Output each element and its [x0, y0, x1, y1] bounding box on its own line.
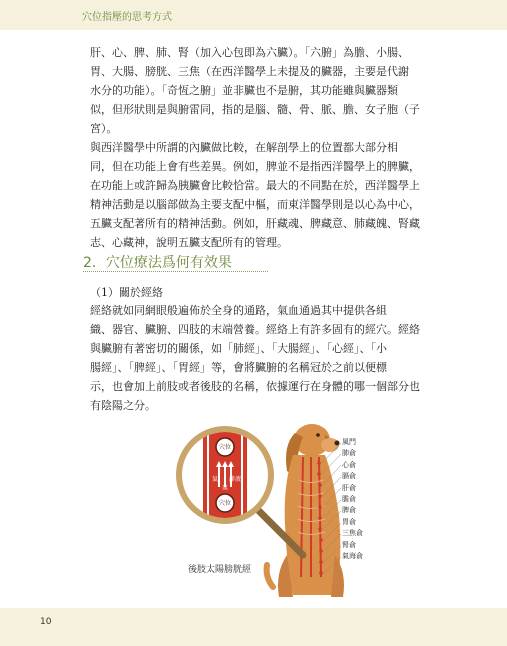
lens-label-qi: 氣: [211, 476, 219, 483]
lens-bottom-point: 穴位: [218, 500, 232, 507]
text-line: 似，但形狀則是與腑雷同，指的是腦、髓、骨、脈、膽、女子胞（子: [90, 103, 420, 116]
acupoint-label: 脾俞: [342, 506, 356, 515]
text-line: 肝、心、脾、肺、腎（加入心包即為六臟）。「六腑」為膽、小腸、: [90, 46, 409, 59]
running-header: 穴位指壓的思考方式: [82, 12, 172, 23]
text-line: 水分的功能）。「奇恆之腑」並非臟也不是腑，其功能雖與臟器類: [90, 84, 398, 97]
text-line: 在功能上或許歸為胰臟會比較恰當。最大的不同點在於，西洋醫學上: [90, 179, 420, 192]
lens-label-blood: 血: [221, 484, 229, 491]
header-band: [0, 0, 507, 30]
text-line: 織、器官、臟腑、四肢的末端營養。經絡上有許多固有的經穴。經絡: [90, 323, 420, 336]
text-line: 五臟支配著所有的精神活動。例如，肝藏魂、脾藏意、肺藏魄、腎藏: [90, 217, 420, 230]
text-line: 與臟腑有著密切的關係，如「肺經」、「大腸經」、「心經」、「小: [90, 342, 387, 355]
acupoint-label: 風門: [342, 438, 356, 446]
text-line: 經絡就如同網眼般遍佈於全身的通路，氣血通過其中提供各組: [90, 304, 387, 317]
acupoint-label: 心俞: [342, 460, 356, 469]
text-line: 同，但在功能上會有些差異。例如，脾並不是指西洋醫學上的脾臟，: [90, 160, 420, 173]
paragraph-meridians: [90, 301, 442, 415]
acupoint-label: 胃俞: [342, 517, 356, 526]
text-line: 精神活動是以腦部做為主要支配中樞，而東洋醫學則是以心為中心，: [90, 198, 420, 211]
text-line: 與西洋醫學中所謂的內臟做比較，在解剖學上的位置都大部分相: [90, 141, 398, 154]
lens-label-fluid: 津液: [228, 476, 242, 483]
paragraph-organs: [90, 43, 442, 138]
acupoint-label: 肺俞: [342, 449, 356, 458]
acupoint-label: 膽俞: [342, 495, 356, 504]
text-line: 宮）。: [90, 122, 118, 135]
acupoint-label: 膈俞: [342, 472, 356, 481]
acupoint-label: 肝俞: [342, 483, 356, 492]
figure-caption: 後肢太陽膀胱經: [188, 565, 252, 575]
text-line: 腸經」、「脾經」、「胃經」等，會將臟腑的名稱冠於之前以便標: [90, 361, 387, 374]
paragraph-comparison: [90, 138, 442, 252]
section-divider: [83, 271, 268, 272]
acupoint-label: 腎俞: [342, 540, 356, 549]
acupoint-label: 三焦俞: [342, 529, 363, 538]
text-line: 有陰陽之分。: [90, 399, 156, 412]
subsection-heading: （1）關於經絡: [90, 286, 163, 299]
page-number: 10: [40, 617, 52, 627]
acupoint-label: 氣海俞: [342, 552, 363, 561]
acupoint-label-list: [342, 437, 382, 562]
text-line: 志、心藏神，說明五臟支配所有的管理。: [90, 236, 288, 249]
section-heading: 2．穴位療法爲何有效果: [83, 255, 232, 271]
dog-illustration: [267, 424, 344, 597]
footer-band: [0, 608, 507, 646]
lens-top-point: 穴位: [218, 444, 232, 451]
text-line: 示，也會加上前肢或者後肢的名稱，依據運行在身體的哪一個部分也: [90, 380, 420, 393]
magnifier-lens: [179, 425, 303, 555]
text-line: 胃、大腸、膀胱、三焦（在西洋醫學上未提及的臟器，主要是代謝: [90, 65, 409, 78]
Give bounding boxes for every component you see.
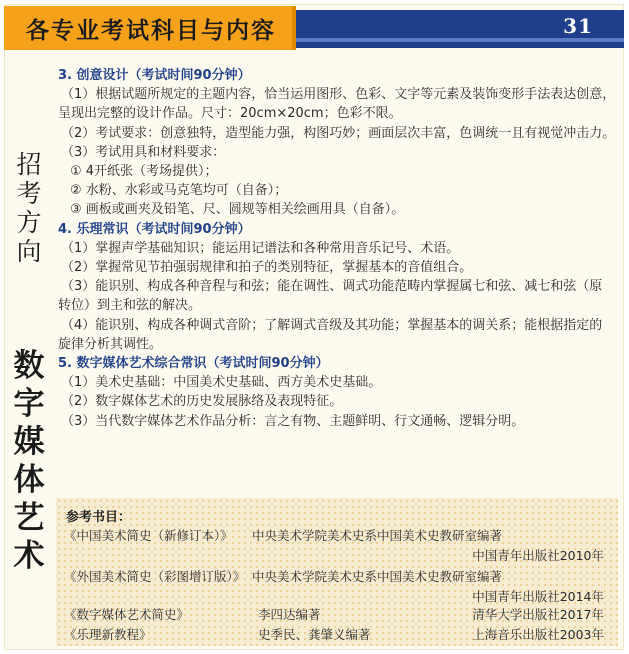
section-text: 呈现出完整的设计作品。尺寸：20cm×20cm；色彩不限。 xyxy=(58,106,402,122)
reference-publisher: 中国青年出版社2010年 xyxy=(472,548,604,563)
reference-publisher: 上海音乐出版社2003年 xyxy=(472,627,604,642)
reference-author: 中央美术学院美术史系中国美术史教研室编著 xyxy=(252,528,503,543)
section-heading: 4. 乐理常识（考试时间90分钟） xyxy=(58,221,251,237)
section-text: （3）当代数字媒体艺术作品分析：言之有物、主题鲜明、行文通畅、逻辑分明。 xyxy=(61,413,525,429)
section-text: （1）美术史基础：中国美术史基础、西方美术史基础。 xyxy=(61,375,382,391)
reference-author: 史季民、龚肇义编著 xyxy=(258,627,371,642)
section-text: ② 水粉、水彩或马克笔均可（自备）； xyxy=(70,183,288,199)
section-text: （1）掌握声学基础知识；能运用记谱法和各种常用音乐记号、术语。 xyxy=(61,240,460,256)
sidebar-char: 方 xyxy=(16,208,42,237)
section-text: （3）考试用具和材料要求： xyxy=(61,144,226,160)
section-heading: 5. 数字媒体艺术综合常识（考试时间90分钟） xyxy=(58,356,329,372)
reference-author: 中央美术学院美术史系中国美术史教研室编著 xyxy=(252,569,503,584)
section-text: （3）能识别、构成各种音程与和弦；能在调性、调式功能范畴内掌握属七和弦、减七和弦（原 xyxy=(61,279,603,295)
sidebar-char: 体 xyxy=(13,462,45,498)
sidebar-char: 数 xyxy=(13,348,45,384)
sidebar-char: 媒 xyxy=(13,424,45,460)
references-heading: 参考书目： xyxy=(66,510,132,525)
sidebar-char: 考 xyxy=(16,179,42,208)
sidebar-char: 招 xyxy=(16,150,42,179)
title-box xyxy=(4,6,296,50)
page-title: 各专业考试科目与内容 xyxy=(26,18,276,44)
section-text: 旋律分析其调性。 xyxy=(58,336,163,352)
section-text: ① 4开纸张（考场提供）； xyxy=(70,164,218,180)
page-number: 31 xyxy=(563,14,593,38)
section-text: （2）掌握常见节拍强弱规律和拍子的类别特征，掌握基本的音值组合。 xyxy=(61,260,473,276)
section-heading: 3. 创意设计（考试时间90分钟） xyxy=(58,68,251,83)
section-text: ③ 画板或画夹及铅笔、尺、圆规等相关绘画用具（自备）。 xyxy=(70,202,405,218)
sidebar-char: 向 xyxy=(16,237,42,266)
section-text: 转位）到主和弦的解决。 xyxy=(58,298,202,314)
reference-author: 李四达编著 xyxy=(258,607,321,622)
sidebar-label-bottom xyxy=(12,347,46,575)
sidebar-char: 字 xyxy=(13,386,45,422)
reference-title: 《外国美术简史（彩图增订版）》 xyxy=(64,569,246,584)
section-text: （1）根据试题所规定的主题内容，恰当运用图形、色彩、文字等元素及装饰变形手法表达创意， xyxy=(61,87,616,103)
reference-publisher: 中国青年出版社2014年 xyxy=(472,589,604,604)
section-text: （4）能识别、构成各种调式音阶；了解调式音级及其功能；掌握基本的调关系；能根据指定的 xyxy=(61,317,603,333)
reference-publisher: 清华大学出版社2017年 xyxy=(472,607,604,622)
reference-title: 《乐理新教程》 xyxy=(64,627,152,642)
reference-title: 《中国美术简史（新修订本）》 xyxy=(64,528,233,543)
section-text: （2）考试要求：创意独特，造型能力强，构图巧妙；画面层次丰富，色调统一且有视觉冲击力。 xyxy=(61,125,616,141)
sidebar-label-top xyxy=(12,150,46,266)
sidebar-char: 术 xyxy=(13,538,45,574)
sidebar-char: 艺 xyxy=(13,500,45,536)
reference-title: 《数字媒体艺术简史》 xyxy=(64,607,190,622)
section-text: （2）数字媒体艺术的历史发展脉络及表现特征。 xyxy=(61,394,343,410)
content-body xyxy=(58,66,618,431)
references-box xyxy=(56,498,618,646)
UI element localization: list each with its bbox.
····················
▸ **The problem**:
Return each line of the entries above that contains the string "char", treating uppercase and lowercase as distinct.

▸ **Answer to the exercise**:
sidebar-char: 方 xyxy=(16,208,42,237)
sidebar-char: 体 xyxy=(13,462,45,498)
sidebar-char: 数 xyxy=(13,348,45,384)
sidebar-char: 媒 xyxy=(13,424,45,460)
sidebar-char: 考 xyxy=(16,179,42,208)
sidebar-char: 招 xyxy=(16,150,42,179)
sidebar-char: 向 xyxy=(16,237,42,266)
sidebar-char: 字 xyxy=(13,386,45,422)
sidebar-char: 术 xyxy=(13,538,45,574)
sidebar-char: 艺 xyxy=(13,500,45,536)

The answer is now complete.